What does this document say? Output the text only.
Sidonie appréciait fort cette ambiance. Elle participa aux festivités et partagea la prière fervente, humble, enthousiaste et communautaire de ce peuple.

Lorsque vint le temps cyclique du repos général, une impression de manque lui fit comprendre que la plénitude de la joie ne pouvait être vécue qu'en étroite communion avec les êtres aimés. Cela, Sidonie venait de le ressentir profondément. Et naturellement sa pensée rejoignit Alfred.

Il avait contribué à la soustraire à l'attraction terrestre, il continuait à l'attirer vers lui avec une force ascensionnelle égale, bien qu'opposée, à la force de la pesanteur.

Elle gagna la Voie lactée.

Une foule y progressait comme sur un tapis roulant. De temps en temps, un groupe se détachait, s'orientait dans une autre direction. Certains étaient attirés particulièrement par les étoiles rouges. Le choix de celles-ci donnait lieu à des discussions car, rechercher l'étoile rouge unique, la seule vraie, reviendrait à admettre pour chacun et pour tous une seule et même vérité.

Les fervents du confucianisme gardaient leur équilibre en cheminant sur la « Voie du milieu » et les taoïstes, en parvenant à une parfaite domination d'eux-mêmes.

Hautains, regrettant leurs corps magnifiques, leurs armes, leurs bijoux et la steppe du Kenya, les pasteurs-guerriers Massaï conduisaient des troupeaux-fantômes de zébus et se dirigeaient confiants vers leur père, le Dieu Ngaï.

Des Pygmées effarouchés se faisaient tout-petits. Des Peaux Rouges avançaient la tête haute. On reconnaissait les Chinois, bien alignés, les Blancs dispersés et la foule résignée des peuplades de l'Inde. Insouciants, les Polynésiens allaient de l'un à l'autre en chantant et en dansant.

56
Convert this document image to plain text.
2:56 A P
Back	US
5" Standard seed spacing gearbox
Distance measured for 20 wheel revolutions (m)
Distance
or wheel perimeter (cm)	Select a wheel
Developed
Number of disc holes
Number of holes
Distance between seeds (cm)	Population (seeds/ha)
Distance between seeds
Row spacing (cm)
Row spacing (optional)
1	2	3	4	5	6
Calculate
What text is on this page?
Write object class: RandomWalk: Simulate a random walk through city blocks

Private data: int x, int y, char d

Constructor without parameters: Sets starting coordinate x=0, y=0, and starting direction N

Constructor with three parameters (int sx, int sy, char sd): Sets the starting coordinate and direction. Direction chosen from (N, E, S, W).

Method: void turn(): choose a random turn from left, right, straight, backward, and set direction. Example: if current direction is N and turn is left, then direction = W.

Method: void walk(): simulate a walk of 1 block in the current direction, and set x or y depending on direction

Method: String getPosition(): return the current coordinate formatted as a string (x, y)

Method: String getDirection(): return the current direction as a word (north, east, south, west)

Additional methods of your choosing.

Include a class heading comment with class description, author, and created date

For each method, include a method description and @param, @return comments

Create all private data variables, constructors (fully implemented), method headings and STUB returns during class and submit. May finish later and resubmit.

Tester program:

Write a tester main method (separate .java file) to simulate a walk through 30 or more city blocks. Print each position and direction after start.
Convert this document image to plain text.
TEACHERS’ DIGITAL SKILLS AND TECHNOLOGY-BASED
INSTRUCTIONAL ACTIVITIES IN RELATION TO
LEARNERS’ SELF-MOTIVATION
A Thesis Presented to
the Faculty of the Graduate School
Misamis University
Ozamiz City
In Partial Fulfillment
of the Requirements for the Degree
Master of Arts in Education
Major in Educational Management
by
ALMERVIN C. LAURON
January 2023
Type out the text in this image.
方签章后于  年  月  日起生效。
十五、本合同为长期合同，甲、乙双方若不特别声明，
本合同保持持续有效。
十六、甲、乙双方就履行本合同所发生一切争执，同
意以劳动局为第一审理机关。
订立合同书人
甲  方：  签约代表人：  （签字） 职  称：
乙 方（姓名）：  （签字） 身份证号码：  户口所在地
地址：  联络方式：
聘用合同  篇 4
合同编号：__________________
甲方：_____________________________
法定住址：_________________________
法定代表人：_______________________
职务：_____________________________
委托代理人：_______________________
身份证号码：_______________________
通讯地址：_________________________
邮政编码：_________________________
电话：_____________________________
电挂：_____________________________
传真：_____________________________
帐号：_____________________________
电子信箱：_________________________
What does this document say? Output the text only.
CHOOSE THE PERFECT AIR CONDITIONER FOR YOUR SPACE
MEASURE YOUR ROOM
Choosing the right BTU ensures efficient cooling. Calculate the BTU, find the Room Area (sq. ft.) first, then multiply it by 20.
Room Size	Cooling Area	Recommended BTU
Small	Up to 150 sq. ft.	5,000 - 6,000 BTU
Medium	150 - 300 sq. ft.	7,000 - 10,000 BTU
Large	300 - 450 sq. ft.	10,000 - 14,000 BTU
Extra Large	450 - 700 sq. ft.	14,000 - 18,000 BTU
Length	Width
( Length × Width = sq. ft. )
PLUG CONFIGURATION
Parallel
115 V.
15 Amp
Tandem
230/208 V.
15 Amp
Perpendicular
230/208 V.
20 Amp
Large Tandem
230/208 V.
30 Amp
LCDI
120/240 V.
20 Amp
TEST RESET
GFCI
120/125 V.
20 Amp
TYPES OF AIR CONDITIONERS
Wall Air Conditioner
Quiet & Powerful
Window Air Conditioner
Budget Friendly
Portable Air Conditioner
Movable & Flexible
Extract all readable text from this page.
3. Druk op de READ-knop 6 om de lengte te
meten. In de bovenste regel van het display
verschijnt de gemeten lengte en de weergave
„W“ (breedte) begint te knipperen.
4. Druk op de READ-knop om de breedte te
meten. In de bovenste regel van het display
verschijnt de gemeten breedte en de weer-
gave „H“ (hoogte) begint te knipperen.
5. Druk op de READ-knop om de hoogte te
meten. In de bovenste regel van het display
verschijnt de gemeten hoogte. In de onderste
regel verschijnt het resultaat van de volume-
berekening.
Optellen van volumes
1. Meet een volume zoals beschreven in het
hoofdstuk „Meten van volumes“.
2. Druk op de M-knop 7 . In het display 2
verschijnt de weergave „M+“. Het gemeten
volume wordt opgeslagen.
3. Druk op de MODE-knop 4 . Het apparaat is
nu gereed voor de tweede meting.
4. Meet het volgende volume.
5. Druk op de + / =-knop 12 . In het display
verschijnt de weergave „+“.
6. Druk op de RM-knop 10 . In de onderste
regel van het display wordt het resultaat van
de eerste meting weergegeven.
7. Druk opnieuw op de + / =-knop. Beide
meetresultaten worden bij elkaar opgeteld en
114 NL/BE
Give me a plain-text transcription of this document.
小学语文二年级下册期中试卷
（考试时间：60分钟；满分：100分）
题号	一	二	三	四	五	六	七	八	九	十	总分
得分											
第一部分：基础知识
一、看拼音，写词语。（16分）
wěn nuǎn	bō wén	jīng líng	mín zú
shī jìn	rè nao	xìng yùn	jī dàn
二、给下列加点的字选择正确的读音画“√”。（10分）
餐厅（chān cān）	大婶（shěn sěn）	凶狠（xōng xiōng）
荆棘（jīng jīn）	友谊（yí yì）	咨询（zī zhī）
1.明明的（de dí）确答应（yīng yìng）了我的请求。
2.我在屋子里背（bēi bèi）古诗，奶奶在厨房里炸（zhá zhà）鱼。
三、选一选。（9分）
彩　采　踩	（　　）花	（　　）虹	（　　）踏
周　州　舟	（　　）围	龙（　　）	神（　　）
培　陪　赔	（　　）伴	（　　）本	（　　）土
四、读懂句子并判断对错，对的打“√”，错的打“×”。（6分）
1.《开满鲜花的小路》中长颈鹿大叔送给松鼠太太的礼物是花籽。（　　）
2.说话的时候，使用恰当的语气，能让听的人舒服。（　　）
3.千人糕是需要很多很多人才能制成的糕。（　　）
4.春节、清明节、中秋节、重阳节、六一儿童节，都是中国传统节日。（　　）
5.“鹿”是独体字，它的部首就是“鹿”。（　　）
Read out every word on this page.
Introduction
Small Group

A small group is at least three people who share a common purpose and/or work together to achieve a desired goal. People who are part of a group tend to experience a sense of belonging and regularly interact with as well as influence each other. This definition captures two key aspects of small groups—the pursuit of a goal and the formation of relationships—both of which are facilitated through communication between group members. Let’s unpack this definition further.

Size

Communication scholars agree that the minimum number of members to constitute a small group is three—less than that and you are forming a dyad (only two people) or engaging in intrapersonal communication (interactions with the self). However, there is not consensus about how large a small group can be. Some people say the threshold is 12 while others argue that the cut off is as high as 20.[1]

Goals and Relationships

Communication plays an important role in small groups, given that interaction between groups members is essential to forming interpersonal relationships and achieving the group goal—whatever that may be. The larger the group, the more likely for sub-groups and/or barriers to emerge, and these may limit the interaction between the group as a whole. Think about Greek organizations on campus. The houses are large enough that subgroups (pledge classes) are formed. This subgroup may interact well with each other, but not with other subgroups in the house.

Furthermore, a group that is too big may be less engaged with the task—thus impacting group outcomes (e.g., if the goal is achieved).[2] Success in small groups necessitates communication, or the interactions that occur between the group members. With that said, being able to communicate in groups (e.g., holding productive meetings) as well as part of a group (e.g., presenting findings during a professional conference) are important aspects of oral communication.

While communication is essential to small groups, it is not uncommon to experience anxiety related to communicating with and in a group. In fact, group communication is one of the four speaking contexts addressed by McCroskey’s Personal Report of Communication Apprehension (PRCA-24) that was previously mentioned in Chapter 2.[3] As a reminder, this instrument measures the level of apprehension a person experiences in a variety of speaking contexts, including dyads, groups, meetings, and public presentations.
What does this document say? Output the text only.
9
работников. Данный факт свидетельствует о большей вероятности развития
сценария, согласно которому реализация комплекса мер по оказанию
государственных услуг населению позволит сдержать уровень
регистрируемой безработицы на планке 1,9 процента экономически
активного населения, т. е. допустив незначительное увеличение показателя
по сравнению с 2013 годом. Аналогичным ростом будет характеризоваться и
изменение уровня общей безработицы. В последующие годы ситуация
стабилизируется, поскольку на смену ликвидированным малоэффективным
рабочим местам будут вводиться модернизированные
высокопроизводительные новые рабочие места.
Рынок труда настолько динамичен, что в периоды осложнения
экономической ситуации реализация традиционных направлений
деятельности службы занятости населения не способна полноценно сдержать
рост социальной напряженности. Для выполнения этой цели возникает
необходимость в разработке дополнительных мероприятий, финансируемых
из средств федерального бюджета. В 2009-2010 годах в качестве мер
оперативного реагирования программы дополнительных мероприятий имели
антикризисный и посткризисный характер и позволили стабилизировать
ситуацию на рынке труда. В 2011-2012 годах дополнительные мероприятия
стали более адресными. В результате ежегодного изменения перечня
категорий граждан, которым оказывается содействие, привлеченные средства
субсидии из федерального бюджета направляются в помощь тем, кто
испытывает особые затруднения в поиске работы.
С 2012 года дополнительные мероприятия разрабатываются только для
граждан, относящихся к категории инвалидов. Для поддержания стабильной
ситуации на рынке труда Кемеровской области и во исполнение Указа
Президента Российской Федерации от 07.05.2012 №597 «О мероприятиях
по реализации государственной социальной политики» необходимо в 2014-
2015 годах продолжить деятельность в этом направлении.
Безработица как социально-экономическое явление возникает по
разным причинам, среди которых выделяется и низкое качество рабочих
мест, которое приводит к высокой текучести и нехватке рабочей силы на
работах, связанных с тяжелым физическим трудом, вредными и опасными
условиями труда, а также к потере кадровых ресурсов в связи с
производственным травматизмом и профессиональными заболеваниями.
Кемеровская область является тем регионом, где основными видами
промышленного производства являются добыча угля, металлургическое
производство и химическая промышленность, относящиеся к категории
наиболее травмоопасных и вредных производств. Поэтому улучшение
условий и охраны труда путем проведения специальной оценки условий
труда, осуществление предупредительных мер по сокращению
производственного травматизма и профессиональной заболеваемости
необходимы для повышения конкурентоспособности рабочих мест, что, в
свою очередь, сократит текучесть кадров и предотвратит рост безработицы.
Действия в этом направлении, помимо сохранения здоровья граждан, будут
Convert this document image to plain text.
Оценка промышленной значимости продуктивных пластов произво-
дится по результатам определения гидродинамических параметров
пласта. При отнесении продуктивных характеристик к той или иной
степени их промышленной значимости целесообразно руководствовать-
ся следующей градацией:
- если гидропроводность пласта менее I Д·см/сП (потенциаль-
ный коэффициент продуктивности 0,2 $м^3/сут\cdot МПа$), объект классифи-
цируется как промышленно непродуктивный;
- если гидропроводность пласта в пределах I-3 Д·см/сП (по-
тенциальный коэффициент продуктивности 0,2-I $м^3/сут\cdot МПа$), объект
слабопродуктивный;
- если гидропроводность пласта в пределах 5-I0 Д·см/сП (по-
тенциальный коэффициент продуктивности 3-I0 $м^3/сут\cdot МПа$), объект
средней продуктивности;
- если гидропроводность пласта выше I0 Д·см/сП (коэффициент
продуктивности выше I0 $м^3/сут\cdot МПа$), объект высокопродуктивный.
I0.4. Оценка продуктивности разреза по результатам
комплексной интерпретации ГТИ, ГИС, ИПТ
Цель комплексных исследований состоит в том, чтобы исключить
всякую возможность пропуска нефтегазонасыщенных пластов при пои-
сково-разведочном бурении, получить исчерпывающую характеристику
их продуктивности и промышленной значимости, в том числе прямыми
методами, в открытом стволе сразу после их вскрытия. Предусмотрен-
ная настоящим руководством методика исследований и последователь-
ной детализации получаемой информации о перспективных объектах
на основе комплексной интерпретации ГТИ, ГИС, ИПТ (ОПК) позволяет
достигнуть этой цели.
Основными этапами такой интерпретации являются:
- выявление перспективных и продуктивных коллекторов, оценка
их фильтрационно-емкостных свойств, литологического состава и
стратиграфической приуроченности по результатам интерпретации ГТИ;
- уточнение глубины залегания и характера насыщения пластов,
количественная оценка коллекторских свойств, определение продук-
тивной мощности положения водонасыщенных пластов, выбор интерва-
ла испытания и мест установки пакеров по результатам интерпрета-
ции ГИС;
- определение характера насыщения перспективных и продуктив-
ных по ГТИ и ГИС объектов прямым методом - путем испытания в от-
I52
--
▸ Your objective
From the material above, copy each line that includes the word "cdot".

▸ Right answer
ный коэффициент продуктивности 0,2 $м^3/сут\cdot МПа$), объект классифи-
тенциальный коэффициент продуктивности 0,2-I $м^3/сут\cdot МПа$), объект
тенциальный коэффициент продуктивности 3-I0 $м^3/сут\cdot МПа$), объект
продуктивности выше I0 $м^3/сут\cdot МПа$), объект высокопродуктивный.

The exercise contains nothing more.